**Data to use**
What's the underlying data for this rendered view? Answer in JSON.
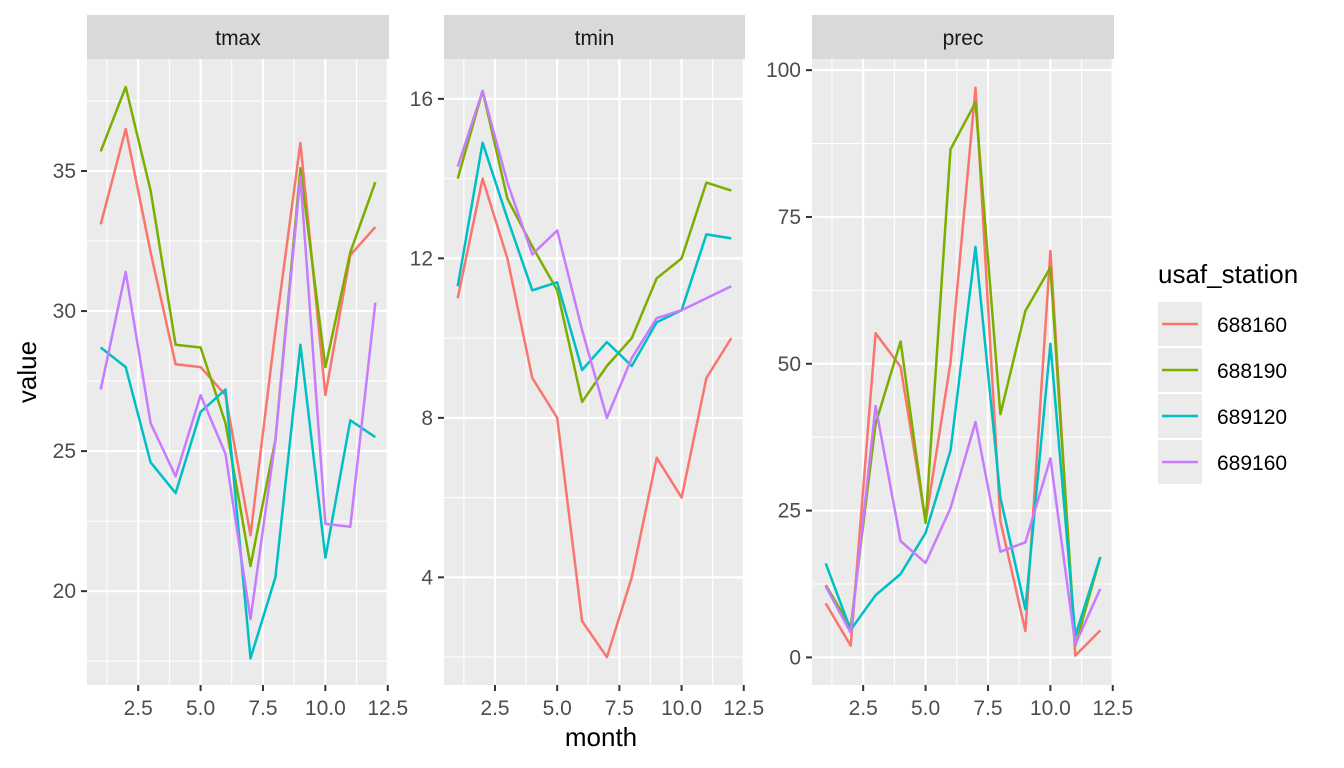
{
  "chart_data": {
    "type": "line",
    "xlabel": "month",
    "ylabel": "value",
    "x": [
      1,
      2,
      3,
      4,
      5,
      6,
      7,
      8,
      9,
      10,
      11,
      12
    ],
    "legend": {
      "title": "usaf_station",
      "position": "right"
    },
    "colors": {
      "688160": "#F8766D",
      "688190": "#7CAE00",
      "689120": "#00BFC4",
      "689160": "#C77CFF"
    },
    "grid": true,
    "panels": [
      {
        "title": "tmax",
        "xlim": [
          0.45,
          12.55
        ],
        "ylim": [
          16.65,
          39.0
        ],
        "xticks": [
          2.5,
          5.0,
          7.5,
          10.0,
          12.5
        ],
        "xtick_labels": [
          "2.5",
          "5.0",
          "7.5",
          "10.0",
          "12.5"
        ],
        "yticks": [
          20,
          25,
          30,
          35
        ],
        "ytick_labels": [
          "20",
          "25",
          "30",
          "35"
        ],
        "series": [
          {
            "name": "688160",
            "values": [
              33.1,
              36.5,
              32.1,
              28.1,
              28.0,
              27.0,
              22.0,
              29.3,
              36.0,
              27.0,
              32.0,
              33.0
            ]
          },
          {
            "name": "688190",
            "values": [
              35.7,
              38.0,
              34.3,
              28.8,
              28.7,
              26.0,
              20.9,
              25.4,
              35.1,
              28.0,
              32.1,
              34.6
            ]
          },
          {
            "name": "689120",
            "values": [
              28.7,
              28.0,
              24.6,
              23.5,
              26.4,
              27.2,
              17.6,
              20.5,
              28.8,
              21.2,
              26.1,
              25.5
            ]
          },
          {
            "name": "689160",
            "values": [
              27.2,
              31.4,
              26.0,
              24.1,
              27.0,
              24.9,
              19.0,
              25.4,
              34.8,
              22.4,
              22.3,
              30.3
            ]
          }
        ]
      },
      {
        "title": "tmin",
        "xlim": [
          0.45,
          12.55
        ],
        "ylim": [
          1.3,
          17.0
        ],
        "xticks": [
          2.5,
          5.0,
          7.5,
          10.0,
          12.5
        ],
        "xtick_labels": [
          "2.5",
          "5.0",
          "7.5",
          "10.0",
          "12.5"
        ],
        "yticks": [
          4,
          8,
          12,
          16
        ],
        "ytick_labels": [
          "4",
          "8",
          "12",
          "16"
        ],
        "series": [
          {
            "name": "688160",
            "values": [
              11.0,
              14.0,
              12.0,
              9.0,
              8.0,
              2.9,
              2.0,
              4.0,
              7.0,
              6.0,
              9.0,
              10.0
            ]
          },
          {
            "name": "688190",
            "values": [
              14.0,
              16.2,
              13.5,
              12.3,
              11.2,
              8.4,
              9.3,
              10.0,
              11.5,
              12.0,
              13.9,
              13.7
            ]
          },
          {
            "name": "689120",
            "values": [
              11.3,
              14.9,
              13.0,
              11.2,
              11.4,
              9.2,
              9.9,
              9.3,
              10.4,
              10.7,
              12.6,
              12.5
            ]
          },
          {
            "name": "689160",
            "values": [
              14.3,
              16.2,
              13.9,
              12.1,
              12.7,
              10.2,
              8.0,
              9.5,
              10.5,
              10.7,
              11.0,
              11.3
            ]
          }
        ]
      },
      {
        "title": "prec",
        "xlim": [
          0.45,
          12.55
        ],
        "ylim": [
          -4.7,
          101.9
        ],
        "xticks": [
          2.5,
          5.0,
          7.5,
          10.0,
          12.5
        ],
        "xtick_labels": [
          "2.5",
          "5.0",
          "7.5",
          "10.0",
          "12.5"
        ],
        "yticks": [
          0,
          25,
          50,
          75,
          100
        ],
        "ytick_labels": [
          "0",
          "25",
          "50",
          "75",
          "100"
        ],
        "series": [
          {
            "name": "688160",
            "values": [
              9.2,
              2.0,
              55.2,
              49.5,
              23.1,
              50.2,
              97.0,
              23.2,
              4.5,
              69.2,
              0.3,
              4.6
            ]
          },
          {
            "name": "688190",
            "values": [
              12.3,
              5.2,
              39.8,
              53.8,
              22.9,
              86.5,
              94.5,
              41.4,
              59.0,
              66.4,
              2.0,
              17.1
            ]
          },
          {
            "name": "689120",
            "values": [
              16.0,
              4.7,
              10.6,
              14.2,
              21.2,
              35.2,
              69.9,
              27.2,
              8.2,
              53.4,
              3.7,
              17.1
            ]
          },
          {
            "name": "689160",
            "values": [
              12.1,
              4.2,
              42.8,
              19.8,
              16.1,
              25.4,
              40.1,
              18.0,
              19.6,
              33.9,
              2.2,
              11.7
            ]
          }
        ]
      }
    ]
  }
}
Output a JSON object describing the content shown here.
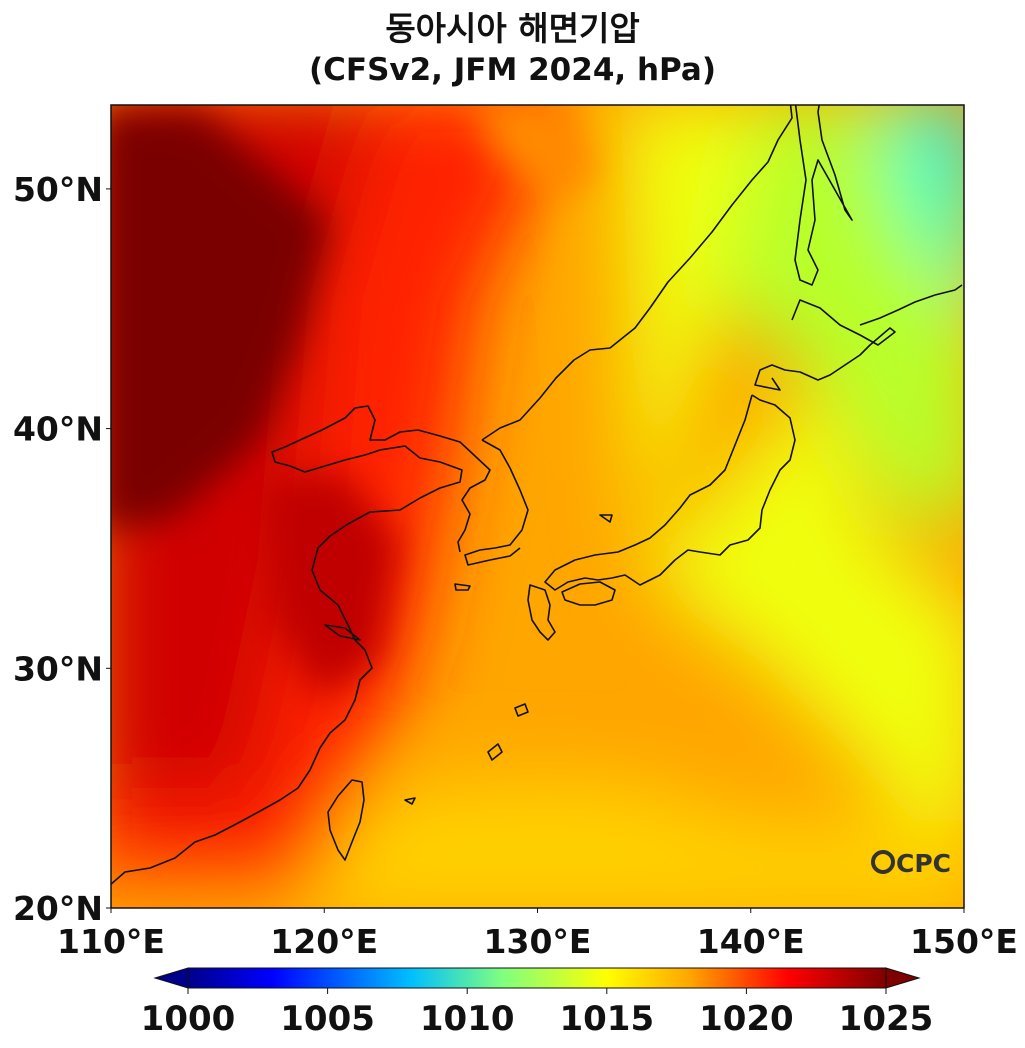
{
  "title": "동아시아 해면기압",
  "subtitle": "(CFSv2, JFM 2024, hPa)",
  "map": {
    "lon_range": [
      110,
      150
    ],
    "lat_range": [
      20,
      53.5
    ],
    "lon_ticks": [
      "110°E",
      "120°E",
      "130°E",
      "140°E",
      "150°E"
    ],
    "lat_ticks": [
      "20°N",
      "30°N",
      "40°N",
      "50°N"
    ],
    "variable": "sea level pressure",
    "unit": "hPa",
    "coastlines": true
  },
  "colorbar": {
    "range": [
      1000,
      1025
    ],
    "extend": "both",
    "tick_labels": [
      "1000",
      "1005",
      "1010",
      "1015",
      "1020",
      "1025"
    ],
    "colors": [
      "#00008b",
      "#0000ff",
      "#00bfff",
      "#7fff7f",
      "#ffff00",
      "#ffa500",
      "#ff0000",
      "#7f0000"
    ]
  },
  "logo": {
    "text": "CPC"
  }
}
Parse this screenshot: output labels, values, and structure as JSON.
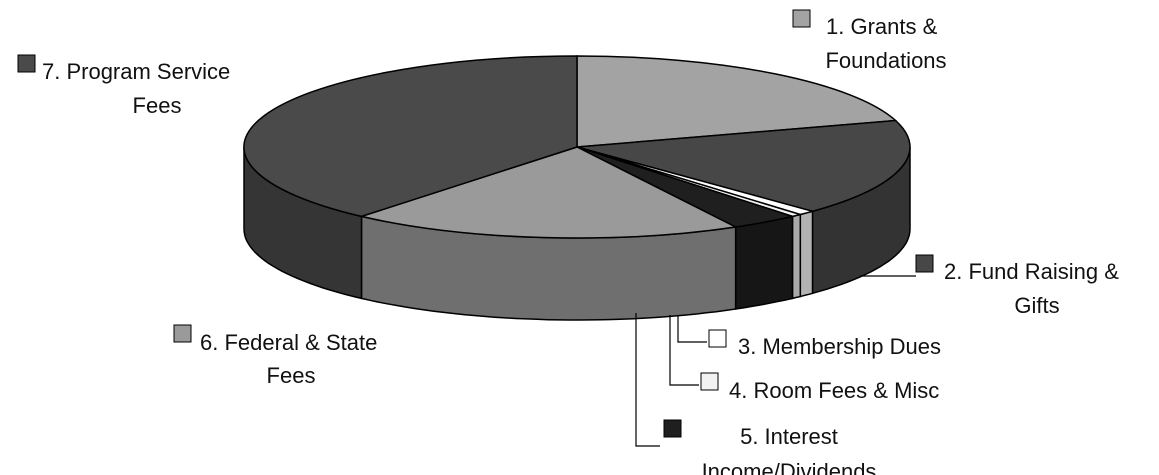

**Directions**
Reproduce the material word for word. Any pictures should be left out of the copy.

**Result of the task**
What's the underlying data for this rendered view? Answer in JSON.
{
  "chart_data": {
    "type": "line",
    "xlabel": "month",
    "ylabel": "value",
    "x": [
      1,
      2,
      3,
      4,
      5,
      6,
      7,
      8,
      9,
      10,
      11,
      12
    ],
    "legend": {
      "title": "usaf_station",
      "position": "right"
    },
    "colors": {
      "688160": "#F8766D",
      "688190": "#7CAE00",
      "689120": "#00BFC4",
      "689160": "#C77CFF"
    },
    "grid": true,
    "panels": [
      {
        "title": "tmax",
        "xlim": [
          0.45,
          12.55
        ],
        "ylim": [
          16.65,
          39.0
        ],
        "xticks": [
          2.5,
          5.0,
          7.5,
          10.0,
          12.5
        ],
        "xtick_labels": [
          "2.5",
          "5.0",
          "7.5",
          "10.0",
          "12.5"
        ],
        "yticks": [
          20,
          25,
          30,
          35
        ],
        "ytick_labels": [
          "20",
          "25",
          "30",
          "35"
        ],
        "series": [
          {
            "name": "688160",
            "values": [
              33.1,
              36.5,
              32.1,
              28.1,
              28.0,
              27.0,
              22.0,
              29.3,
              36.0,
              27.0,
              32.0,
              33.0
            ]
          },
          {
            "name": "688190",
            "values": [
              35.7,
              38.0,
              34.3,
              28.8,
              28.7,
              26.0,
              20.9,
              25.4,
              35.1,
              28.0,
              32.1,
              34.6
            ]
          },
          {
            "name": "689120",
            "values": [
              28.7,
              28.0,
              24.6,
              23.5,
              26.4,
              27.2,
              17.6,
              20.5,
              28.8,
              21.2,
              26.1,
              25.5
            ]
          },
          {
            "name": "689160",
            "values": [
              27.2,
              31.4,
              26.0,
              24.1,
              27.0,
              24.9,
              19.0,
              25.4,
              34.8,
              22.4,
              22.3,
              30.3
            ]
          }
        ]
      },
      {
        "title": "tmin",
        "xlim": [
          0.45,
          12.55
        ],
        "ylim": [
          1.3,
          17.0
        ],
        "xticks": [
          2.5,
          5.0,
          7.5,
          10.0,
          12.5
        ],
        "xtick_labels": [
          "2.5",
          "5.0",
          "7.5",
          "10.0",
          "12.5"
        ],
        "yticks": [
          4,
          8,
          12,
          16
        ],
        "ytick_labels": [
          "4",
          "8",
          "12",
          "16"
        ],
        "series": [
          {
            "name": "688160",
            "values": [
              11.0,
              14.0,
              12.0,
              9.0,
              8.0,
              2.9,
              2.0,
              4.0,
              7.0,
              6.0,
              9.0,
              10.0
            ]
          },
          {
            "name": "688190",
            "values": [
              14.0,
              16.2,
              13.5,
              12.3,
              11.2,
              8.4,
              9.3,
              10.0,
              11.5,
              12.0,
              13.9,
              13.7
            ]
          },
          {
            "name": "689120",
            "values": [
              11.3,
              14.9,
              13.0,
              11.2,
              11.4,
              9.2,
              9.9,
              9.3,
              10.4,
              10.7,
              12.6,
              12.5
            ]
          },
          {
            "name": "689160",
            "values": [
              14.3,
              16.2,
              13.9,
              12.1,
              12.7,
              10.2,
              8.0,
              9.5,
              10.5,
              10.7,
              11.0,
              11.3
            ]
          }
        ]
      },
      {
        "title": "prec",
        "xlim": [
          0.45,
          12.55
        ],
        "ylim": [
          -4.7,
          101.9
        ],
        "xticks": [
          2.5,
          5.0,
          7.5,
          10.0,
          12.5
        ],
        "xtick_labels": [
          "2.5",
          "5.0",
          "7.5",
          "10.0",
          "12.5"
        ],
        "yticks": [
          0,
          25,
          50,
          75,
          100
        ],
        "ytick_labels": [
          "0",
          "25",
          "50",
          "75",
          "100"
        ],
        "series": [
          {
            "name": "688160",
            "values": [
              9.2,
              2.0,
              55.2,
              49.5,
              23.1,
              50.2,
              97.0,
              23.2,
              4.5,
              69.2,
              0.3,
              4.6
            ]
          },
          {
            "name": "688190",
            "values": [
              12.3,
              5.2,
              39.8,
              53.8,
              22.9,
              86.5,
              94.5,
              41.4,
              59.0,
              66.4,
              2.0,
              17.1
            ]
          },
          {
            "name": "689120",
            "values": [
              16.0,
              4.7,
              10.6,
              14.2,
              21.2,
              35.2,
              69.9,
              27.2,
              8.2,
              53.4,
              3.7,
              17.1
            ]
          },
          {
            "name": "689160",
            "values": [
              12.1,
              4.2,
              42.8,
              19.8,
              16.1,
              25.4,
              40.1,
              18.0,
              19.6,
              33.9,
              2.2,
              11.7
            ]
          }
        ]
      }
    ]
  }
}
Output a JSON object describing the content shown here.
{
  "title": "동아시아 해면기압",
  "subtitle": "(CFSv2, JFM 2024, hPa)",
  "map": {
    "lon_range": [
      110,
      150
    ],
    "lat_range": [
      20,
      53.5
    ],
    "lon_ticks": [
      "110°E",
      "120°E",
      "130°E",
      "140°E",
      "150°E"
    ],
    "lat_ticks": [
      "20°N",
      "30°N",
      "40°N",
      "50°N"
    ],
    "variable": "sea level pressure",
    "unit": "hPa",
    "coastlines": true
  },
  "colorbar": {
    "range": [
      1000,
      1025
    ],
    "extend": "both",
    "tick_labels": [
      "1000",
      "1005",
      "1010",
      "1015",
      "1020",
      "1025"
    ],
    "colors": [
      "#00008b",
      "#0000ff",
      "#00bfff",
      "#7fff7f",
      "#ffff00",
      "#ffa500",
      "#ff0000",
      "#7f0000"
    ]
  },
  "logo": {
    "text": "CPC"
  }
}
Parse this screenshot: output labels, values, and structure as JSON.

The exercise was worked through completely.